Extract all lines containing "name".

::: Materials provided :::

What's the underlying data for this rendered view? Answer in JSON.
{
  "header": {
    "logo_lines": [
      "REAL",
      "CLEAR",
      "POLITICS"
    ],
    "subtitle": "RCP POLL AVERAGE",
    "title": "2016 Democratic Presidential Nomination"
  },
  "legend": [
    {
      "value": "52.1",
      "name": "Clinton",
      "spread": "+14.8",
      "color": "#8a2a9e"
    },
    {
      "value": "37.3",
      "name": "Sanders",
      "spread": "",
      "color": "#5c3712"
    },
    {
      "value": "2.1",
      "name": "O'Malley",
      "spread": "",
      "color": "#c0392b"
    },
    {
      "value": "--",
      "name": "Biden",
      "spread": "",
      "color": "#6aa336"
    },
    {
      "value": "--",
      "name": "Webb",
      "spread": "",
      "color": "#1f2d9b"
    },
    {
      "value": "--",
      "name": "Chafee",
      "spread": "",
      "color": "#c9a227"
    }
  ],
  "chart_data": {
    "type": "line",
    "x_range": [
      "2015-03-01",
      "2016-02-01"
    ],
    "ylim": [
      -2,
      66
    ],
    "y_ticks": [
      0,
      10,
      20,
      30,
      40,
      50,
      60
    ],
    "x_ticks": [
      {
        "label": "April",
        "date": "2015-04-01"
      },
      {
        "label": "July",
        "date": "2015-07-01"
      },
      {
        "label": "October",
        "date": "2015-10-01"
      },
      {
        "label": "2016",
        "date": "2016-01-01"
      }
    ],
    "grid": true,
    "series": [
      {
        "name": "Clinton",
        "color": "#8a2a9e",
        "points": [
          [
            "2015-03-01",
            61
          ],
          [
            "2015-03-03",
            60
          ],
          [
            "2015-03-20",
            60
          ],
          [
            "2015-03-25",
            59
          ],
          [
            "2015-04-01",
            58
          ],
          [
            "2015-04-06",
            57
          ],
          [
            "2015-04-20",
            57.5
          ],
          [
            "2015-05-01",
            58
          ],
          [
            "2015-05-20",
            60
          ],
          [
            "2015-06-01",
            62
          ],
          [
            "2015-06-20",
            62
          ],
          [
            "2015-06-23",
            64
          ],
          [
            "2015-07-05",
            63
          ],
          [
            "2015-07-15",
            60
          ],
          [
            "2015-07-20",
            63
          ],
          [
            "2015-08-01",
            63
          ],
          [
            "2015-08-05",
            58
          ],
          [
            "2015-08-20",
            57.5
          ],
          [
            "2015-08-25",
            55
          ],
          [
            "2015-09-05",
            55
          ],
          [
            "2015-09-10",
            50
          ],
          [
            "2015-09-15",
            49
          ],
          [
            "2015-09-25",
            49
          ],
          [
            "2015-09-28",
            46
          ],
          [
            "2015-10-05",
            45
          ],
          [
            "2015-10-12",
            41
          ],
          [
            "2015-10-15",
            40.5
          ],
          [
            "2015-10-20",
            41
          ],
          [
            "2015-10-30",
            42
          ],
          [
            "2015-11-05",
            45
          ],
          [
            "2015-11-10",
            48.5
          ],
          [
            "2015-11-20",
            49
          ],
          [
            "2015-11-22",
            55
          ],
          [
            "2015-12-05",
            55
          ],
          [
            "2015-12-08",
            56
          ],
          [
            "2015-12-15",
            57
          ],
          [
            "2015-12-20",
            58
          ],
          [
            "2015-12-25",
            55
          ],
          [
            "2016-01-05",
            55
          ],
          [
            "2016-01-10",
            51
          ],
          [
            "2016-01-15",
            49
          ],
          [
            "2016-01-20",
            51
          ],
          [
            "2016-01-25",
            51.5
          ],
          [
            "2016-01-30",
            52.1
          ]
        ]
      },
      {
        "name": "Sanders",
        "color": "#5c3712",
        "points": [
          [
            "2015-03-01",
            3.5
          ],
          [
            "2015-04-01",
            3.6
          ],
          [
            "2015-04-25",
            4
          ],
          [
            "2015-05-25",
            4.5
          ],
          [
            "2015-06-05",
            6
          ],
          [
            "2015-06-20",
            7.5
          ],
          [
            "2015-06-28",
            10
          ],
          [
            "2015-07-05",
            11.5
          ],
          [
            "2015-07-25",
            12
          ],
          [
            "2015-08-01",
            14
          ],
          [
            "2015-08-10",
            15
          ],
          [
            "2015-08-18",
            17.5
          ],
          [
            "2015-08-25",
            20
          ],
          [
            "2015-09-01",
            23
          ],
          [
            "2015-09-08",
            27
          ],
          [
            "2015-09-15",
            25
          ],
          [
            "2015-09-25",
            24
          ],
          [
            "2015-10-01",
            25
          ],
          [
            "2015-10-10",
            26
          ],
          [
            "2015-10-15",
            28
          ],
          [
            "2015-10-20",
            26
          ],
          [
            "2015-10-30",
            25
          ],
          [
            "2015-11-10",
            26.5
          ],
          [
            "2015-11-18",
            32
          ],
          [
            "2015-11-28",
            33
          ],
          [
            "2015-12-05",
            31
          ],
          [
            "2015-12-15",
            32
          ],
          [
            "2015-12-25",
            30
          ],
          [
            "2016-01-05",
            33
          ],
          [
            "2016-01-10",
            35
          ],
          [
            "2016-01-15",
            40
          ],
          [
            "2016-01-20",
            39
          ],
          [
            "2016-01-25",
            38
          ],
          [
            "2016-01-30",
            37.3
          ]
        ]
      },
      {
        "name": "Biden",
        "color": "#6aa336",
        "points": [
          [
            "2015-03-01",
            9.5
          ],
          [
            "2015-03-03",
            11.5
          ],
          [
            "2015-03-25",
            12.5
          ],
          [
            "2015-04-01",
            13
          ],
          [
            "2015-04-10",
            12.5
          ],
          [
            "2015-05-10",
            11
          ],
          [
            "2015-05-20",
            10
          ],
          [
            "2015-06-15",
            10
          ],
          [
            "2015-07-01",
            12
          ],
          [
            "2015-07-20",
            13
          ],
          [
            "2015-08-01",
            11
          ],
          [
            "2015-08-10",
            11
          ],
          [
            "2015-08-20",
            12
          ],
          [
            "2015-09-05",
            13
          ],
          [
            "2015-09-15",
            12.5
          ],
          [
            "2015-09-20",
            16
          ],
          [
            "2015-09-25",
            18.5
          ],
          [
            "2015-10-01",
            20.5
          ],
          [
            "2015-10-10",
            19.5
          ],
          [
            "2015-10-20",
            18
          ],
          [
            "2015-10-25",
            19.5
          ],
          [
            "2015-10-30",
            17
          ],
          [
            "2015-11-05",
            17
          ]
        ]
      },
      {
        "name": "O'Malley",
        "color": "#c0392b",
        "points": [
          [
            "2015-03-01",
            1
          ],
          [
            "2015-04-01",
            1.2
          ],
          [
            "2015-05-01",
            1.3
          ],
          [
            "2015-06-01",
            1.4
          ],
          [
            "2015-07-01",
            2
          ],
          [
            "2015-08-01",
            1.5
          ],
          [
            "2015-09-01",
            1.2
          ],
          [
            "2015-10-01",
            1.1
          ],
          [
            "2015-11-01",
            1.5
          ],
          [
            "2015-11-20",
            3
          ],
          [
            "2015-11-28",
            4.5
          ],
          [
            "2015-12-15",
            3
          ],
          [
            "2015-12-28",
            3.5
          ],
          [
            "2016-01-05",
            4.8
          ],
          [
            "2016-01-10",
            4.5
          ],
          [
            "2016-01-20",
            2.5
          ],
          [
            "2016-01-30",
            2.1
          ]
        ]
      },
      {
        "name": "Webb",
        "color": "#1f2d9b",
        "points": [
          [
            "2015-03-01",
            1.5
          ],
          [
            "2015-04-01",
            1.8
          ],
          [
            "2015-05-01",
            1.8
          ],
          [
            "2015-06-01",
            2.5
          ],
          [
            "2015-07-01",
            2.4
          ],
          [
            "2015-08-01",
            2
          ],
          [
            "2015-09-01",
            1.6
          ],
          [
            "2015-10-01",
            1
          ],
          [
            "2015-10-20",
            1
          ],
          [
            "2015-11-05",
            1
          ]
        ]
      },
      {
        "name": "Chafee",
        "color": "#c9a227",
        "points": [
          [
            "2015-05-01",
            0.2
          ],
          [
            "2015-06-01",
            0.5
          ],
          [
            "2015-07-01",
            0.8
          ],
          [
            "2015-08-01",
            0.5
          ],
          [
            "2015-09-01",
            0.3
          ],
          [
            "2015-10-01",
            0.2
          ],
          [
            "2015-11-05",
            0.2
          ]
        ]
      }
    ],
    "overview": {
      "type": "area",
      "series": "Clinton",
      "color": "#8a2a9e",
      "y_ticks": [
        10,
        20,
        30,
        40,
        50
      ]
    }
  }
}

:::

Response:
      "name": "Clinton",
      "name": "Sanders",
      "name": "O'Malley",
      "name": "Biden",
      "name": "Webb",
      "name": "Chafee",
        "name": "Clinton",
        "name": "Sanders",
        "name": "Biden",
        "name": "O'Malley",
        "name": "Webb",
        "name": "Chafee",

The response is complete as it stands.